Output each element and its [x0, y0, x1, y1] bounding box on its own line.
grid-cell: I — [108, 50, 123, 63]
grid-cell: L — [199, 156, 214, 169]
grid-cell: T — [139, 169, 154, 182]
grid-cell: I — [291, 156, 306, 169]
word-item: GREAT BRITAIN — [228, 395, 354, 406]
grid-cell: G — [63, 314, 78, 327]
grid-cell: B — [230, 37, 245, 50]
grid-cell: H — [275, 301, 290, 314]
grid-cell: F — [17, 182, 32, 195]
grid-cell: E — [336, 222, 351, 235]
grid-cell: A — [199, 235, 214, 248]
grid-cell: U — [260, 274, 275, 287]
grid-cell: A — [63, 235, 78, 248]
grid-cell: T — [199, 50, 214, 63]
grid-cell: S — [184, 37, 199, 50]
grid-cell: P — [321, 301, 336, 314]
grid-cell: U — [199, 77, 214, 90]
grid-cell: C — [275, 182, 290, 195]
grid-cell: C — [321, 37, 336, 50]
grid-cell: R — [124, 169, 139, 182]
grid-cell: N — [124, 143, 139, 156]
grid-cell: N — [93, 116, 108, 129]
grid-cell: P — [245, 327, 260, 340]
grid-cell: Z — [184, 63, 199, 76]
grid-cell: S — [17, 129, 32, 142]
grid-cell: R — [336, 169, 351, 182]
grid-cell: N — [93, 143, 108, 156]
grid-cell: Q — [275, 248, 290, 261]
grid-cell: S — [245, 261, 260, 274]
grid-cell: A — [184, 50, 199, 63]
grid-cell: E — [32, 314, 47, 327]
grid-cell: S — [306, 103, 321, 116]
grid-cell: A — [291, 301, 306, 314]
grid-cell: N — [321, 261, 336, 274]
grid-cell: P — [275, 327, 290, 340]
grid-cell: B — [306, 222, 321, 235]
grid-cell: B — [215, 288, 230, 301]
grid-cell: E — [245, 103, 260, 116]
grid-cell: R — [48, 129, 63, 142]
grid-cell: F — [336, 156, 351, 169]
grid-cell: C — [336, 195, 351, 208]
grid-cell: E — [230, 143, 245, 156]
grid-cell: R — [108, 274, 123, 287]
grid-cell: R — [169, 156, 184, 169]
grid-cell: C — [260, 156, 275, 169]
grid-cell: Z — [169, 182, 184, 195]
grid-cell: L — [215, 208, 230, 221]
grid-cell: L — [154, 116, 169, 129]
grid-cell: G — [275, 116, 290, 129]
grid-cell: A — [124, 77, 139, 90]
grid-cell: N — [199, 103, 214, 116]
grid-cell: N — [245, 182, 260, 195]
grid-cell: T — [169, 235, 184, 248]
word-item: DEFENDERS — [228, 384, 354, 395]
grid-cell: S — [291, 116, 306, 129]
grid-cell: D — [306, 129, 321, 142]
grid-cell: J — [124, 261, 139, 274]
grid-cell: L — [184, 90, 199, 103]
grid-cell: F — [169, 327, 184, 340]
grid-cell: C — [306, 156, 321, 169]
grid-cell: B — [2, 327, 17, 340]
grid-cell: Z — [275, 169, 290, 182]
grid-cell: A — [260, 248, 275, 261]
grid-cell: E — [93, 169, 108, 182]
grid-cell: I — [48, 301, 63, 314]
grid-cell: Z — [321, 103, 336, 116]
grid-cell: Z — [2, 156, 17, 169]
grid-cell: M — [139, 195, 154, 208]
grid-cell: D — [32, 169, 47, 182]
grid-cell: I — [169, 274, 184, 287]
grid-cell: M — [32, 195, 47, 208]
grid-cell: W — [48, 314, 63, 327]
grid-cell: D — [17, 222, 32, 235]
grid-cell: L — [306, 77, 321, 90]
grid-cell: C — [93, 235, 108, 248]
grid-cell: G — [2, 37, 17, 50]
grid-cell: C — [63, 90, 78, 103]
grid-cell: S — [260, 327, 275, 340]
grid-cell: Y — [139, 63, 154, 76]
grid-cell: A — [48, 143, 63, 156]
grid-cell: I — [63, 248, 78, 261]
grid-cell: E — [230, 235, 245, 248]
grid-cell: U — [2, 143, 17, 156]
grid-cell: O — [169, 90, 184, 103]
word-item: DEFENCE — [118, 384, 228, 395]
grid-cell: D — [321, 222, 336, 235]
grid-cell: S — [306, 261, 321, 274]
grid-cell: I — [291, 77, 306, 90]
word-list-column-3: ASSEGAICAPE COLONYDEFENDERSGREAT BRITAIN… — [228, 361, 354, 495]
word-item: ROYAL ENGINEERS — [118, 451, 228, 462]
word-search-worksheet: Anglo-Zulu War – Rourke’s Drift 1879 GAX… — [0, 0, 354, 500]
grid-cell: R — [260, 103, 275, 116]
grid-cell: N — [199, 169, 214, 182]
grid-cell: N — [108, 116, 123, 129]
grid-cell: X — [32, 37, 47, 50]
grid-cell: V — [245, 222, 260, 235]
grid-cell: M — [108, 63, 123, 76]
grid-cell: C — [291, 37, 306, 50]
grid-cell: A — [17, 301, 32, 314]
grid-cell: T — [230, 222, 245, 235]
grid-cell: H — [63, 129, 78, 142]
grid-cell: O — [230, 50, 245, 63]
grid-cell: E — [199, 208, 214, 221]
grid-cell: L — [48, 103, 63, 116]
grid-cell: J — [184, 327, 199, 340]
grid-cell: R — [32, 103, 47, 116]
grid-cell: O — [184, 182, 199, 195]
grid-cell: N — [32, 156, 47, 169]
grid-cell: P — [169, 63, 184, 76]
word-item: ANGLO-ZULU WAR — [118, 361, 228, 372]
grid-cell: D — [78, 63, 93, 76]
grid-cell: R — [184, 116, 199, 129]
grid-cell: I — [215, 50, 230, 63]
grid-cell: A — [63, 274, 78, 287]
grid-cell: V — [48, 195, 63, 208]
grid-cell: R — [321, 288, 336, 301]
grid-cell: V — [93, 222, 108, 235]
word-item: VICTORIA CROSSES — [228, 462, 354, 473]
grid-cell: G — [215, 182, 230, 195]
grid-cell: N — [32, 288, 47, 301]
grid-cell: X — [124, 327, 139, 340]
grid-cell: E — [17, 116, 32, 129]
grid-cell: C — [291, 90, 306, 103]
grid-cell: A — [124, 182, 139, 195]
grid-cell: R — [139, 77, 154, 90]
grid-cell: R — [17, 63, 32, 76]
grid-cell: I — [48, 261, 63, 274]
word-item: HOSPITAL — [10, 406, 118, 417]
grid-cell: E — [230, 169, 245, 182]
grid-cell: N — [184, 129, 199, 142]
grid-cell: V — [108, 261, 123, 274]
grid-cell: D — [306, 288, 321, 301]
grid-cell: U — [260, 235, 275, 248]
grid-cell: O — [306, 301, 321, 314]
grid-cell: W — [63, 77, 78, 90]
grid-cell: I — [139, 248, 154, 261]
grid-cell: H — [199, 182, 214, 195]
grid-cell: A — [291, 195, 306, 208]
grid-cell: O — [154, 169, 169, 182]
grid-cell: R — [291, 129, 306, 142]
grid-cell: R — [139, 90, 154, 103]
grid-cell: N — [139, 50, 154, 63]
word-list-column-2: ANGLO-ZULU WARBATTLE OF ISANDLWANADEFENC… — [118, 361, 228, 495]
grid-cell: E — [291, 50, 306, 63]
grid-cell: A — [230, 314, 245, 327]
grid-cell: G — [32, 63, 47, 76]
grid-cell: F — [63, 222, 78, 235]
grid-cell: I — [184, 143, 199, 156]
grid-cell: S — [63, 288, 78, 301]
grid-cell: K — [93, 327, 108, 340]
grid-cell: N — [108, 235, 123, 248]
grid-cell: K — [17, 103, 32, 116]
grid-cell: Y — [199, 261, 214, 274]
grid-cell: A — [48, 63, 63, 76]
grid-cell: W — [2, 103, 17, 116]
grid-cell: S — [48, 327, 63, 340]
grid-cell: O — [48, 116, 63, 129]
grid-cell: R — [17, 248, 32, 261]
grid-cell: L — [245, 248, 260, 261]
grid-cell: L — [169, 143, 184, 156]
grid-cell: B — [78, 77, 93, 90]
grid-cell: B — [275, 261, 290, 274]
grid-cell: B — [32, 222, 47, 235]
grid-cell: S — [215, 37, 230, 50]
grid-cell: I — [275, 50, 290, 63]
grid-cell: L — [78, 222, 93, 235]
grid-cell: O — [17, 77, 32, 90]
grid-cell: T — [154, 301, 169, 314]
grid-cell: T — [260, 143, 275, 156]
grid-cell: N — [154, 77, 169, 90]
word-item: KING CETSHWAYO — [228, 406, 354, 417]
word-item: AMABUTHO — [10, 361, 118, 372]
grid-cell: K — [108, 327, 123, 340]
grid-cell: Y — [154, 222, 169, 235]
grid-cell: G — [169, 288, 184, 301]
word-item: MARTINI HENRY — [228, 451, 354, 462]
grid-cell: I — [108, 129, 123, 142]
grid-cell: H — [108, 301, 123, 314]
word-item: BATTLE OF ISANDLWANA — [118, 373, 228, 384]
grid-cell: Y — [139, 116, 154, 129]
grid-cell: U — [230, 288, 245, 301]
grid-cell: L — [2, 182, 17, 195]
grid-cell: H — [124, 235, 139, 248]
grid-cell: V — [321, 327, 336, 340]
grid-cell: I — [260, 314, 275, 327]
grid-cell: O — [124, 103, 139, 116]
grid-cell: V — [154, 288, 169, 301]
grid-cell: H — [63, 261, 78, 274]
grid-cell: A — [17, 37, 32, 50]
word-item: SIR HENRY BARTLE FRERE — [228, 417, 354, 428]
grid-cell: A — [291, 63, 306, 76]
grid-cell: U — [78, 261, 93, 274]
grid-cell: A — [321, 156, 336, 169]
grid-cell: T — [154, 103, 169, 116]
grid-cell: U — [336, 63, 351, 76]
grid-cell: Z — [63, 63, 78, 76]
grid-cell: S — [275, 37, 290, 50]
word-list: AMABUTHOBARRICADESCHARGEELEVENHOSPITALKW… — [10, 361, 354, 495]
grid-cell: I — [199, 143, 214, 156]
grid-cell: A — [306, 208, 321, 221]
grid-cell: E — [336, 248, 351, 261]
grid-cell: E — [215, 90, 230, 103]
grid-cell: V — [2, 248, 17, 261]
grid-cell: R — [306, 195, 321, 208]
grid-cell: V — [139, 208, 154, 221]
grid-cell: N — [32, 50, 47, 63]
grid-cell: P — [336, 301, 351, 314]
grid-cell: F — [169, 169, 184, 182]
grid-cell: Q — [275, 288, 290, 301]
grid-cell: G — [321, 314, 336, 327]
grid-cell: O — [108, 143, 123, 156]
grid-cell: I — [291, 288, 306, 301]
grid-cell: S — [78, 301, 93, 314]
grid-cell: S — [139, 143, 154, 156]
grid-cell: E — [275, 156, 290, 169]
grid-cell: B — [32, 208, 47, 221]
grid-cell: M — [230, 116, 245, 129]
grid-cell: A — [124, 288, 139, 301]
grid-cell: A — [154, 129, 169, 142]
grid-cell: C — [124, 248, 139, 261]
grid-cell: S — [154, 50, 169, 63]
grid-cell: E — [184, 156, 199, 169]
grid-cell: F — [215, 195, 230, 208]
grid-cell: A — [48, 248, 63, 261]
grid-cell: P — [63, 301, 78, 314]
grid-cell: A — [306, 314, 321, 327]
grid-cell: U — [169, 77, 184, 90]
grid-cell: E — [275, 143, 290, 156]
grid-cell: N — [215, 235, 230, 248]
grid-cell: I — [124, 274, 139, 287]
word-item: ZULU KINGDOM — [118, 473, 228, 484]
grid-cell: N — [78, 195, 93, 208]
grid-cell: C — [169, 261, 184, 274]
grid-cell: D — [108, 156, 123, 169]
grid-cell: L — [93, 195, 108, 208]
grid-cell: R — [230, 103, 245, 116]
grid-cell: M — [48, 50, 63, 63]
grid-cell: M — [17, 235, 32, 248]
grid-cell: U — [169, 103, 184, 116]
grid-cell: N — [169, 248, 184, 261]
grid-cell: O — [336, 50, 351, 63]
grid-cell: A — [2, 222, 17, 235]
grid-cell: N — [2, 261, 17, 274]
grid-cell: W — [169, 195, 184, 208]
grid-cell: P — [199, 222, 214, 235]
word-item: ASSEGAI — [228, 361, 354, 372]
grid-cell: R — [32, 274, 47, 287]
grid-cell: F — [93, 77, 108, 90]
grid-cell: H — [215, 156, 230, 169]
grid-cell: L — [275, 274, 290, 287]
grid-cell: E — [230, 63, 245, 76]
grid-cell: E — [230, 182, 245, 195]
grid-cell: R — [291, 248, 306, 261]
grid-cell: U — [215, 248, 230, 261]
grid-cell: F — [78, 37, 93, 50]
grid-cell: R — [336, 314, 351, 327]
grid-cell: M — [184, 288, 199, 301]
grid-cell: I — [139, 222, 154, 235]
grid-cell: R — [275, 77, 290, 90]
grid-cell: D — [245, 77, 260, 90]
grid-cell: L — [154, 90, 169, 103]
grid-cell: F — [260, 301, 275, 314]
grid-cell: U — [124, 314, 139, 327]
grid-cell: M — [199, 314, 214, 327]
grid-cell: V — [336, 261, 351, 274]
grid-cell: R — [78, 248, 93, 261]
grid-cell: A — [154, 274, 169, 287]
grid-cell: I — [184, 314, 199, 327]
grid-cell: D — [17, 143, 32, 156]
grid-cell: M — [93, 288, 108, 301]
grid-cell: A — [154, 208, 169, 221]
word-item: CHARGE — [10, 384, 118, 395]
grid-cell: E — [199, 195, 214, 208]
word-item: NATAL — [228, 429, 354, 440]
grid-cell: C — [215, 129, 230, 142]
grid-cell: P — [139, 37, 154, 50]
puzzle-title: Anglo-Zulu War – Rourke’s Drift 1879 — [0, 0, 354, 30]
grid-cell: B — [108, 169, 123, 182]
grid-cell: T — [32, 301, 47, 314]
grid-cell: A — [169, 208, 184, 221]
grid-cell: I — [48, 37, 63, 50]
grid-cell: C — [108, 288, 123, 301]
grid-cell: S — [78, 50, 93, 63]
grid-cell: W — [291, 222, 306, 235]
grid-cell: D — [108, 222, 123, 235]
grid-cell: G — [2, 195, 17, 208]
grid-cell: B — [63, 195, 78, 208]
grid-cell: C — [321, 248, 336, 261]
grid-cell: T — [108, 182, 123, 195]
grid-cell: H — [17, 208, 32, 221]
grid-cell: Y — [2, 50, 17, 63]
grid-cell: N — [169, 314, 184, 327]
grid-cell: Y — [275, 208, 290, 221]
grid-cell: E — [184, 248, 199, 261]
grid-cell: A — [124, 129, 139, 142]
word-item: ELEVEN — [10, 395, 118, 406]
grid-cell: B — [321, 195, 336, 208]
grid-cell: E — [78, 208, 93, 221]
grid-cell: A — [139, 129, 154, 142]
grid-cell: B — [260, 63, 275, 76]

[The request] Rewrite the listing from its first line down to the line holding "grid-cell: R — [48, 129, 63, 142]", both ends included, swapping "word-item" for "clue-word" and leaving everything else untouched.

[Exercise response]
Output each element and its [x0, y0, x1, y1] bounding box on its own line.
grid-cell: I — [108, 50, 123, 63]
grid-cell: L — [199, 156, 214, 169]
grid-cell: T — [139, 169, 154, 182]
grid-cell: I — [291, 156, 306, 169]
clue-word: GREAT BRITAIN — [228, 395, 354, 406]
grid-cell: G — [63, 314, 78, 327]
grid-cell: B — [230, 37, 245, 50]
grid-cell: H — [275, 301, 290, 314]
grid-cell: F — [17, 182, 32, 195]
grid-cell: E — [336, 222, 351, 235]
grid-cell: A — [199, 235, 214, 248]
grid-cell: U — [260, 274, 275, 287]
grid-cell: A — [63, 235, 78, 248]
grid-cell: T — [199, 50, 214, 63]
grid-cell: S — [184, 37, 199, 50]
grid-cell: P — [321, 301, 336, 314]
grid-cell: U — [199, 77, 214, 90]
grid-cell: C — [275, 182, 290, 195]
grid-cell: C — [321, 37, 336, 50]
grid-cell: R — [124, 169, 139, 182]
grid-cell: N — [124, 143, 139, 156]
grid-cell: N — [93, 116, 108, 129]
grid-cell: P — [245, 327, 260, 340]
grid-cell: Z — [184, 63, 199, 76]
grid-cell: S — [17, 129, 32, 142]
grid-cell: R — [336, 169, 351, 182]
grid-cell: N — [93, 143, 108, 156]
grid-cell: Q — [275, 248, 290, 261]
grid-cell: S — [245, 261, 260, 274]
grid-cell: A — [184, 50, 199, 63]
grid-cell: E — [32, 314, 47, 327]
grid-cell: S — [306, 103, 321, 116]
grid-cell: A — [291, 301, 306, 314]
grid-cell: N — [321, 261, 336, 274]
grid-cell: P — [275, 327, 290, 340]
grid-cell: B — [306, 222, 321, 235]
grid-cell: B — [215, 288, 230, 301]
grid-cell: E — [245, 103, 260, 116]
grid-cell: R — [48, 129, 63, 142]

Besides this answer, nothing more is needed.